In the following material, identify every line holding the string "félidő" and return it.

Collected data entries
= = = = =
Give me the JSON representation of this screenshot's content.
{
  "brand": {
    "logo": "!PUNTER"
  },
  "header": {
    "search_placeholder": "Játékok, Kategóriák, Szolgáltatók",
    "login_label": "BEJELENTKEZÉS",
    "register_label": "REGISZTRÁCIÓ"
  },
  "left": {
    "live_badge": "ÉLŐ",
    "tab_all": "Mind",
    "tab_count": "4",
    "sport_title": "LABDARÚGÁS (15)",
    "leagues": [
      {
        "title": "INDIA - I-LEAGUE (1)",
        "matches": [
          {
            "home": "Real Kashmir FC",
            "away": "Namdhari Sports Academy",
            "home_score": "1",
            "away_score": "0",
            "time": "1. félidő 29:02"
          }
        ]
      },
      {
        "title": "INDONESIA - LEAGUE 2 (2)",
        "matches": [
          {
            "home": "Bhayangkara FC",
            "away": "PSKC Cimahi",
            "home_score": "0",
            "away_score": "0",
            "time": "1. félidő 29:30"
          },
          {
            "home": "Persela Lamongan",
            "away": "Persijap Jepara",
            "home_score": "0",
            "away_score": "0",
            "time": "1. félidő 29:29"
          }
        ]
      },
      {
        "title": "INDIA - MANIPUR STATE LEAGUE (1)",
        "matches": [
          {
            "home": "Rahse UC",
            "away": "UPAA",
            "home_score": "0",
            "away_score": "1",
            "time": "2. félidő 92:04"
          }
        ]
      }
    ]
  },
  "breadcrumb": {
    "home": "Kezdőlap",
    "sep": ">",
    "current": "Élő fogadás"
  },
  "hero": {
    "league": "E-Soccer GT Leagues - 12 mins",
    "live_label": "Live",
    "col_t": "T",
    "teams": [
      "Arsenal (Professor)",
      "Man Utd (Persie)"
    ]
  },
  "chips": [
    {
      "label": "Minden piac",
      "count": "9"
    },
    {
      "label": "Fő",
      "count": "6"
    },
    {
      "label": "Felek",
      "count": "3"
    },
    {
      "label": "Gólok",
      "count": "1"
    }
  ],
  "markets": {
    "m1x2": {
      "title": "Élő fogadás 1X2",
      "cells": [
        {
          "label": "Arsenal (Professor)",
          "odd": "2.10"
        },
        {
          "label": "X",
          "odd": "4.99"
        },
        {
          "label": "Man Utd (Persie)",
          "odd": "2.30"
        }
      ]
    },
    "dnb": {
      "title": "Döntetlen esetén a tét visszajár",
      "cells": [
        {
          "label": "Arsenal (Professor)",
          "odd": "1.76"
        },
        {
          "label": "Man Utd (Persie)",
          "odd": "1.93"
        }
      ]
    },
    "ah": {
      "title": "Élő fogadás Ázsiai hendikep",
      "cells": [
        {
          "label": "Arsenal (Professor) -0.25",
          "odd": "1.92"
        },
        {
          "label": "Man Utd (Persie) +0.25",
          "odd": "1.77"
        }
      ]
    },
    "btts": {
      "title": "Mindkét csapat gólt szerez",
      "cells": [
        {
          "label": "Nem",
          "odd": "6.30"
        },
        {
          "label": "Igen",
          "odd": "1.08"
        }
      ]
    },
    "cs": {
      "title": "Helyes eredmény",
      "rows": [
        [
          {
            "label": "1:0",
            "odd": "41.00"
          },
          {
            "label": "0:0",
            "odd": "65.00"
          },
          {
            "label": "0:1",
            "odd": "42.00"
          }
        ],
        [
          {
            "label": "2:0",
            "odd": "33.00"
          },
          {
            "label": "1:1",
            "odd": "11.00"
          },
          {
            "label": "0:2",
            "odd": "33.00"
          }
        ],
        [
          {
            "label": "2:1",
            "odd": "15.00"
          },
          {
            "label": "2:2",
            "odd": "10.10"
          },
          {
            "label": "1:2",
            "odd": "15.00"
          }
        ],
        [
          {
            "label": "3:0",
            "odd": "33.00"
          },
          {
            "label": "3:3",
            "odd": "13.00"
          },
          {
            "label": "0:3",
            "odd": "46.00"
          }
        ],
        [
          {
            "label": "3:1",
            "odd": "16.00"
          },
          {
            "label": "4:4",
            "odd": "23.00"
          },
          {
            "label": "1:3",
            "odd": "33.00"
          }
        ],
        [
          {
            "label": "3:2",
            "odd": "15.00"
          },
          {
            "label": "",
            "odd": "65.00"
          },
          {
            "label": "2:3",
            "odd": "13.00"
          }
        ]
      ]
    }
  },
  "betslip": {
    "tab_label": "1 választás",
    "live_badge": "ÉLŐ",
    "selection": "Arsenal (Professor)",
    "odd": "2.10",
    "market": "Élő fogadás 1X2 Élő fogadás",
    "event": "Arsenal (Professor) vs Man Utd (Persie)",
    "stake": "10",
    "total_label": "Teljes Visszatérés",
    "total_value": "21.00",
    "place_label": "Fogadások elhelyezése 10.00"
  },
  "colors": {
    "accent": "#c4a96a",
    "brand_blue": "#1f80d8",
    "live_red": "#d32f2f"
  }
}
= = = = =
> Worked answer:
            "time": "1. félidő 29:02"
            "time": "1. félidő 29:30"
            "time": "1. félidő 29:29"
            "time": "2. félidő 92:04"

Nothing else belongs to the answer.